> STATED PROBLEM
Write out every entry word for word.

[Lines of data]
---

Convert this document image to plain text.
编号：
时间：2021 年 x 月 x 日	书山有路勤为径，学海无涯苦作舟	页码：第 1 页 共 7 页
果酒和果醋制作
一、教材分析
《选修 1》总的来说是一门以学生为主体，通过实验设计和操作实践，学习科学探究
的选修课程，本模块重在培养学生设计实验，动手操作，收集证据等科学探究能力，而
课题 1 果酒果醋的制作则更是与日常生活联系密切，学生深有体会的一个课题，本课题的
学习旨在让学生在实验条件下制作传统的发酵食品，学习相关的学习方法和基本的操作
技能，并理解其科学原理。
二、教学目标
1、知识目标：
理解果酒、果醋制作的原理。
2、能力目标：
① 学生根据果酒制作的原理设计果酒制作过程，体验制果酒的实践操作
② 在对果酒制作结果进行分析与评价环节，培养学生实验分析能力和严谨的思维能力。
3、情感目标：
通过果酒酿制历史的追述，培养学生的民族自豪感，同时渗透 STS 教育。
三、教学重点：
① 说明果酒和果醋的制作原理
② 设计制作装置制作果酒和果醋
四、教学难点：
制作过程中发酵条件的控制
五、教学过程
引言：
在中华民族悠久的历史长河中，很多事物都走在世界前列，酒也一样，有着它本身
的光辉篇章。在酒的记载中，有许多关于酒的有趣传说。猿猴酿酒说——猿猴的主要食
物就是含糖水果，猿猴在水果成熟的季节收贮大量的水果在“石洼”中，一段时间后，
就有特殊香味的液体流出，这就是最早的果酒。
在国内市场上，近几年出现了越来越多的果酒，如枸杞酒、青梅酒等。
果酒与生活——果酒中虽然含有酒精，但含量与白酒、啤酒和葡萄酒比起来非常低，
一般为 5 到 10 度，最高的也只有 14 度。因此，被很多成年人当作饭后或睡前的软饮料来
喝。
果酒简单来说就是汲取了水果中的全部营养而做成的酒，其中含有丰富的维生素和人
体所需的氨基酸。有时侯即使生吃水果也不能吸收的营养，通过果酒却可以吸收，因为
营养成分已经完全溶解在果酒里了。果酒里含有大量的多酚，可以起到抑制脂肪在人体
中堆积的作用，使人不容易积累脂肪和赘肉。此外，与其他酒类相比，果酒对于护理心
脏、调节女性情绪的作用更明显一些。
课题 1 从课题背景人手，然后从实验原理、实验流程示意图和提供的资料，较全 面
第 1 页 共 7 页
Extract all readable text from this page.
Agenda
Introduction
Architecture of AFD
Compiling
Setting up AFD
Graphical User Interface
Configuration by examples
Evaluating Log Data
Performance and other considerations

---

> TASK RESPONSE
Convert this document image to plain text.
编号：
时间：2021 年 x 月 x 日	书山有路勤为径，学海无涯苦作舟	页码：第 1 页 共 7 页
果酒和果醋制作
一、教材分析
《选修 1》总的来说是一门以学生为主体，通过实验设计和操作实践，学习科学探究
的选修课程，本模块重在培养学生设计实验，动手操作，收集证据等科学探究能力，而
课题 1 果酒果醋的制作则更是与日常生活联系密切，学生深有体会的一个课题，本课题的
学习旨在让学生在实验条件下制作传统的发酵食品，学习相关的学习方法和基本的操作
技能，并理解其科学原理。
二、教学目标
1、知识目标：
理解果酒、果醋制作的原理。
2、能力目标：
① 学生根据果酒制作的原理设计果酒制作过程，体验制果酒的实践操作
② 在对果酒制作结果进行分析与评价环节，培养学生实验分析能力和严谨的思维能力。
3、情感目标：
通过果酒酿制历史的追述，培养学生的民族自豪感，同时渗透 STS 教育。
三、教学重点：
① 说明果酒和果醋的制作原理
② 设计制作装置制作果酒和果醋
四、教学难点：
制作过程中发酵条件的控制
五、教学过程
引言：
在中华民族悠久的历史长河中，很多事物都走在世界前列，酒也一样，有着它本身
的光辉篇章。在酒的记载中，有许多关于酒的有趣传说。猿猴酿酒说——猿猴的主要食
物就是含糖水果，猿猴在水果成熟的季节收贮大量的水果在“石洼”中，一段时间后，
就有特殊香味的液体流出，这就是最早的果酒。
在国内市场上，近几年出现了越来越多的果酒，如枸杞酒、青梅酒等。
果酒与生活——果酒中虽然含有酒精，但含量与白酒、啤酒和葡萄酒比起来非常低，
一般为 5 到 10 度，最高的也只有 14 度。因此，被很多成年人当作饭后或睡前的软饮料来
喝。
果酒简单来说就是汲取了水果中的全部营养而做成的酒，其中含有丰富的维生素和人
体所需的氨基酸。有时侯即使生吃水果也不能吸收的营养，通过果酒却可以吸收，因为
营养成分已经完全溶解在果酒里了。果酒里含有大量的多酚，可以起到抑制脂肪在人体
中堆积的作用，使人不容易积累脂肪和赘肉。此外，与其他酒类相比，果酒对于护理心
脏、调节女性情绪的作用更明显一些。
课题 1 从课题背景人手，然后从实验原理、实验流程示意图和提供的资料，较全 面
第 1 页 共 7 页
Extract all readable text from this page.
Agenda
Introduction
Architecture of AFD
Compiling
Setting up AFD
Graphical User Interface
Configuration by examples
Evaluating Log Data
Performance and other considerations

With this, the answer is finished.